----- The records -----

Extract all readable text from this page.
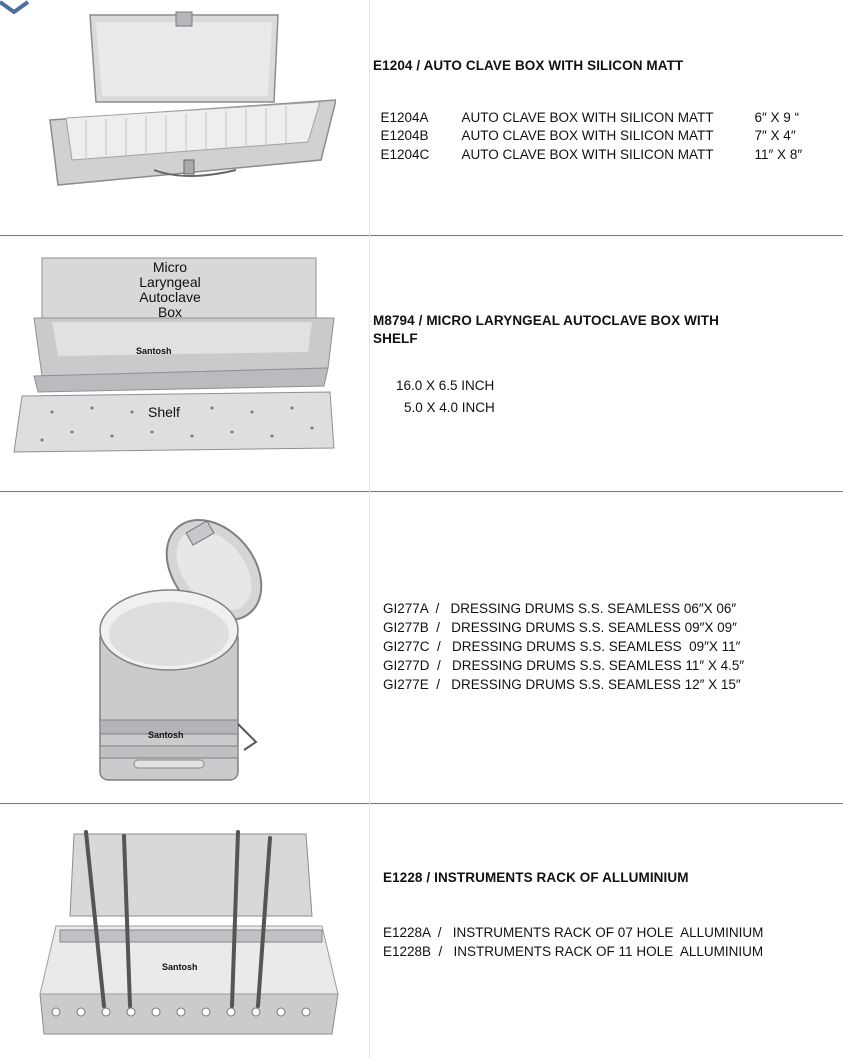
E1204 / AUTO CLAVE BOX WITH SILICON MATT

E1204A AUTO CLAVE BOX WITH SILICON MATT	6″ X 9 “

E1204B AUTO CLAVE BOX WITH SILICON MATT	7″ X 4″

E1204C AUTO CLAVE BOX WITH SILICON MATT	11″ X 8″

Micro
Laryngeal
Autoclave
Box
Santosh
Shelf
M8794 / MICRO LARYNGEAL AUTOCLAVE BOX WITH
SHELF
16.0 X 6.5 INCH
5.0 X 4.0 INCH
Santosh
GI277A  /   DRESSING DRUMS S.S. SEAMLESS 06″X 06″
GI277B  /   DRESSING DRUMS S.S. SEAMLESS 09″X 09″
GI277C  /   DRESSING DRUMS S.S. SEAMLESS  09″X 11″
GI277D  /   DRESSING DRUMS S.S. SEAMLESS 11″ X 4.5″
GI277E  /   DRESSING DRUMS S.S. SEAMLESS 12″ X 15″
Santosh
E1228 / INSTRUMENTS RACK OF ALLUMINIUM
E1228A  /   INSTRUMENTS RACK OF 07 HOLE  ALLUMINIUM
E1228B  /   INSTRUMENTS RACK OF 11 HOLE  ALLUMINIUM
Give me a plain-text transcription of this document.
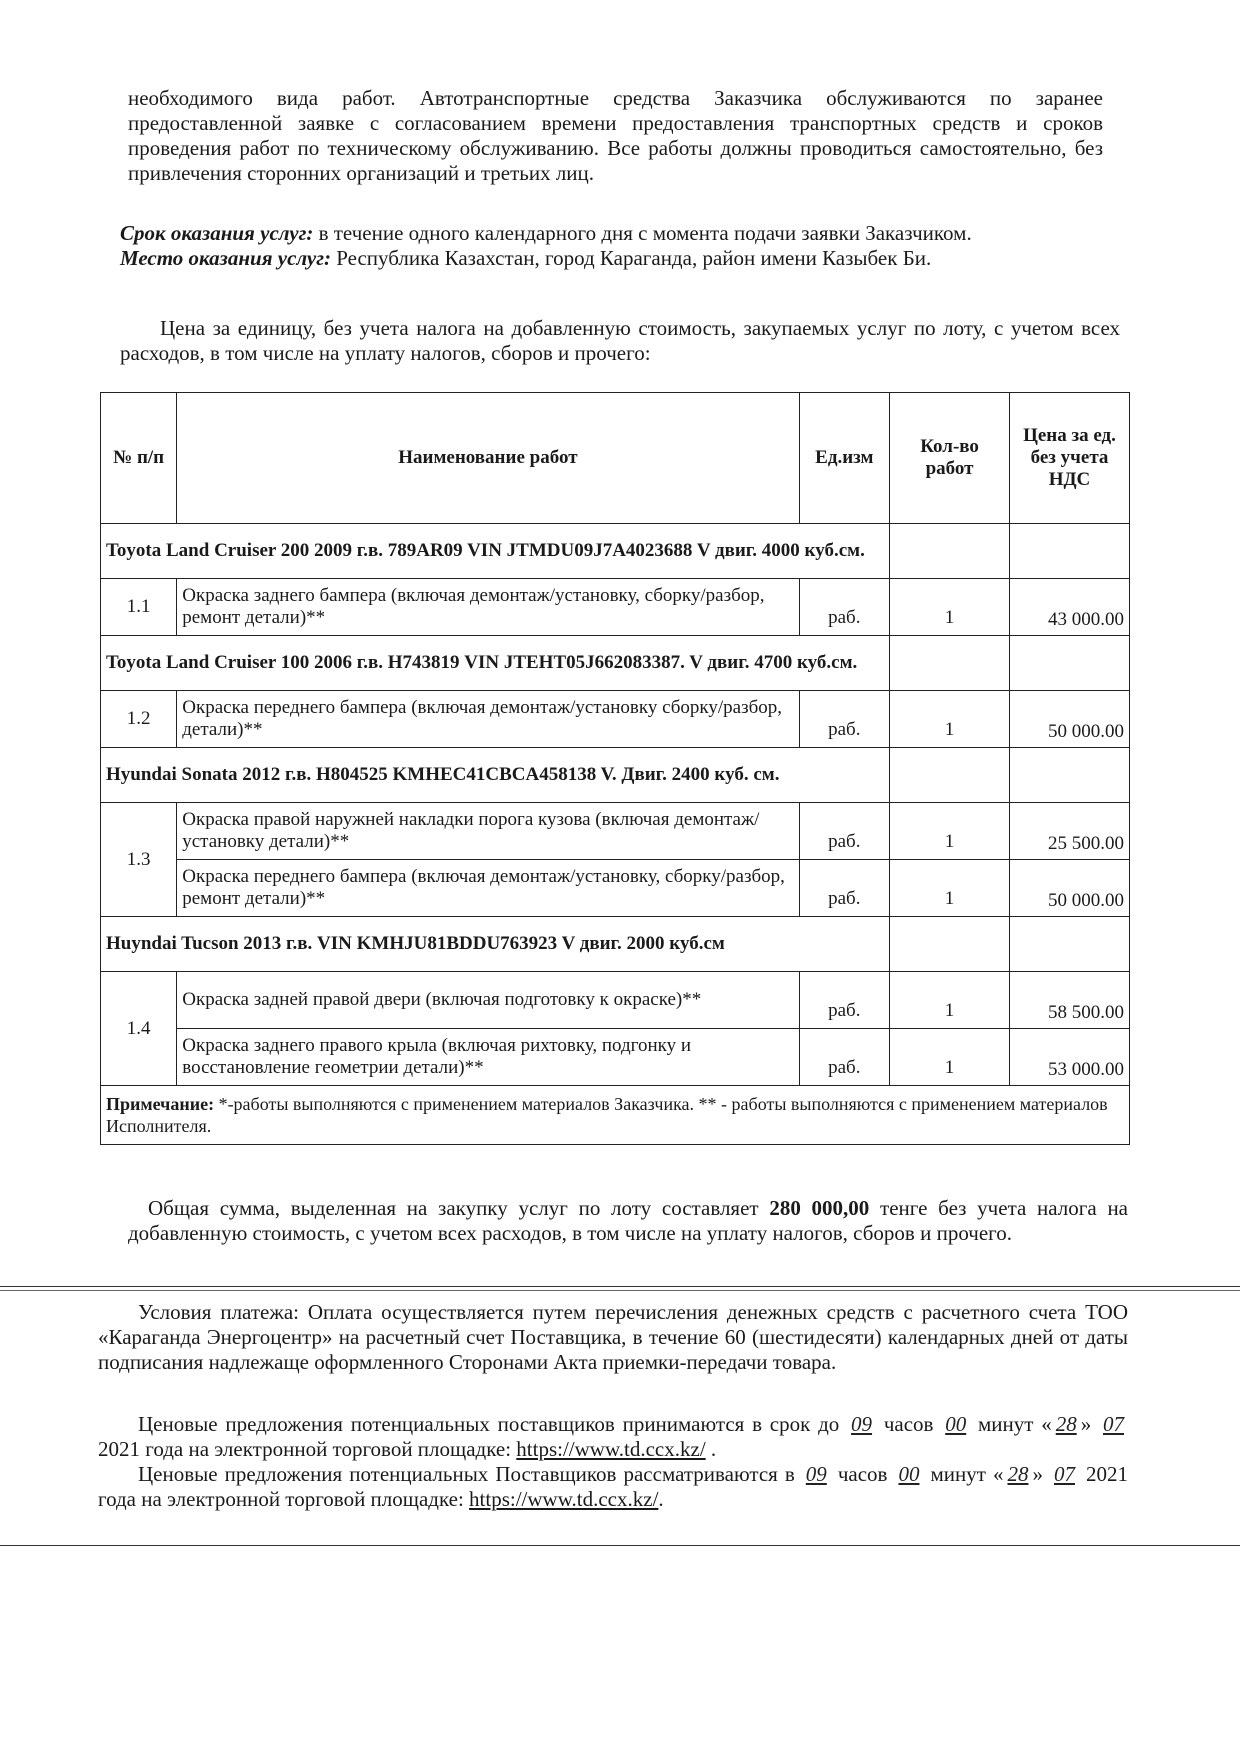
необходимого вида работ. Автотранспортные средства Заказчика обслуживаются по заранее предоставленной заявке с согласованием времени предоставления транспортных средств и сроков проведения работ по техническому обслуживанию. Все работы должны проводиться самостоятельно, без привлечения сторонних организаций и третьих лиц.
Срок оказания услуг: в течение одного календарного дня с момента подачи заявки Заказчиком.
Место оказания услуг: Республика Казахстан, город Караганда, район имени Казыбек Би.
Цена за единицу, без учета налога на добавленную стоимость, закупаемых услуг по лоту, с учетом всех расходов, в том числе на уплату налогов, сборов и прочего:
№ п/п	Наименование работ	Ед.изм	Кол-во работ	Цена за ед. без учета НДС
Toyota Land Cruiser 200 2009 г.в. 789AR09 VIN JTMDU09J7A4023688 V двиг. 4000 куб.см.				
1.1	Окраска заднего бампера (включая демонтаж/установку, сборку/разбор, ремонт детали)**	раб.	1	43 000.00
Toyota Land Cruiser 100 2006 г.в. Н743819 VIN JTEHT05J662083387. V двиг. 4700 куб.см.				
1.2	Окраска переднего бампера (включая демонтаж/установку сборку/разбор, детали)**	раб.	1	50 000.00
Hyundai Sonata 2012 г.в. H804525 KMHEC41CBCA458138 V. Двиг. 2400 куб. см.				
1.3	Окраска правой наружней накладки порога кузова (включая демонтаж/установку детали)**	раб.	1	25 500.00
	Окраска переднего бампера (включая демонтаж/установку, сборку/разбор, ремонт детали)**	раб.	1	50 000.00
Huyndai Tucson 2013 г.в. VIN KMHJU81BDDU763923 V двиг. 2000 куб.см				
1.4	Окраска задней правой двери (включая подготовку к окраске)**	раб.	1	58 500.00
	Окраска заднего правого крыла (включая рихтовку, подгонку и восстановление геометрии детали)**	раб.	1	53 000.00
Примечание: *-работы выполняются с применением материалов Заказчика. ** - работы выполняются с применением материалов Исполнителя.				
Общая сумма, выделенная на закупку услуг по лоту составляет 280 000,00 тенге без учета налога на добавленную стоимость, с учетом всех расходов, в том числе на уплату налогов, сборов и прочего.
Условия платежа: Оплата осуществляется путем перечисления денежных средств с расчетного счета ТОО «Караганда Энергоцентр» на расчетный счет Поставщика, в течение 60 (шестидесяти) календарных дней от даты подписания надлежаще оформленного Сторонами Акта приемки-передачи товара.
Ценовые предложения потенциальных поставщиков принимаются в срок до 09 часов 00 минут « 28 » 07 2021 года на электронной торговой площадке: https://www.td.ccx.kz/ .
Ценовые предложения потенциальных Поставщиков рассматриваются в 09 часов 00 минут « 28 » 07 2021 года на электронной торговой площадке: https://www.td.ccx.kz/.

-----

Aim:
Go through the entries above and print each one exactly, minus the pictures.

Reply to the task:
Extract all readable text from this page.
E1204 / AUTO CLAVE BOX WITH SILICON MATT

E1204A AUTO CLAVE BOX WITH SILICON MATT	6″ X 9 “

E1204B AUTO CLAVE BOX WITH SILICON MATT	7″ X 4″

E1204C AUTO CLAVE BOX WITH SILICON MATT	11″ X 8″

Micro
Laryngeal
Autoclave
Box
Santosh
Shelf
M8794 / MICRO LARYNGEAL AUTOCLAVE BOX WITH
SHELF
16.0 X 6.5 INCH
5.0 X 4.0 INCH
Santosh
GI277A  /   DRESSING DRUMS S.S. SEAMLESS 06″X 06″
GI277B  /   DRESSING DRUMS S.S. SEAMLESS 09″X 09″
GI277C  /   DRESSING DRUMS S.S. SEAMLESS  09″X 11″
GI277D  /   DRESSING DRUMS S.S. SEAMLESS 11″ X 4.5″
GI277E  /   DRESSING DRUMS S.S. SEAMLESS 12″ X 15″
Santosh
E1228 / INSTRUMENTS RACK OF ALLUMINIUM
E1228A  /   INSTRUMENTS RACK OF 07 HOLE  ALLUMINIUM
E1228B  /   INSTRUMENTS RACK OF 11 HOLE  ALLUMINIUM
Give me a plain-text transcription of this document.
необходимого вида работ. Автотранспортные средства Заказчика обслуживаются по заранее предоставленной заявке с согласованием времени предоставления транспортных средств и сроков проведения работ по техническому обслуживанию. Все работы должны проводиться самостоятельно, без привлечения сторонних организаций и третьих лиц.
Срок оказания услуг: в течение одного календарного дня с момента подачи заявки Заказчиком.
Место оказания услуг: Республика Казахстан, город Караганда, район имени Казыбек Би.
Цена за единицу, без учета налога на добавленную стоимость, закупаемых услуг по лоту, с учетом всех расходов, в том числе на уплату налогов, сборов и прочего:
№ п/п	Наименование работ	Ед.изм	Кол-во работ	Цена за ед. без учета НДС
Toyota Land Cruiser 200 2009 г.в. 789AR09 VIN JTMDU09J7A4023688 V двиг. 4000 куб.см.				
1.1	Окраска заднего бампера (включая демонтаж/установку, сборку/разбор, ремонт детали)**	раб.	1	43 000.00
Toyota Land Cruiser 100 2006 г.в. Н743819 VIN JTEHT05J662083387. V двиг. 4700 куб.см.				
1.2	Окраска переднего бампера (включая демонтаж/установку сборку/разбор, детали)**	раб.	1	50 000.00
Hyundai Sonata 2012 г.в. H804525 KMHEC41CBCA458138 V. Двиг. 2400 куб. см.				
1.3	Окраска правой наружней накладки порога кузова (включая демонтаж/установку детали)**	раб.	1	25 500.00
	Окраска переднего бампера (включая демонтаж/установку, сборку/разбор, ремонт детали)**	раб.	1	50 000.00
Huyndai Tucson 2013 г.в. VIN KMHJU81BDDU763923 V двиг. 2000 куб.см				
1.4	Окраска задней правой двери (включая подготовку к окраске)**	раб.	1	58 500.00
	Окраска заднего правого крыла (включая рихтовку, подгонку и восстановление геометрии детали)**	раб.	1	53 000.00
Примечание: *-работы выполняются с применением материалов Заказчика. ** - работы выполняются с применением материалов Исполнителя.				
Общая сумма, выделенная на закупку услуг по лоту составляет 280 000,00 тенге без учета налога на добавленную стоимость, с учетом всех расходов, в том числе на уплату налогов, сборов и прочего.
Условия платежа: Оплата осуществляется путем перечисления денежных средств с расчетного счета ТОО «Караганда Энергоцентр» на расчетный счет Поставщика, в течение 60 (шестидесяти) календарных дней от даты подписания надлежаще оформленного Сторонами Акта приемки-передачи товара.
Ценовые предложения потенциальных поставщиков принимаются в срок до 09 часов 00 минут « 28 » 07 2021 года на электронной торговой площадке: https://www.td.ccx.kz/ .
Ценовые предложения потенциальных Поставщиков рассматриваются в 09 часов 00 минут « 28 » 07 2021 года на электронной торговой площадке: https://www.td.ccx.kz/.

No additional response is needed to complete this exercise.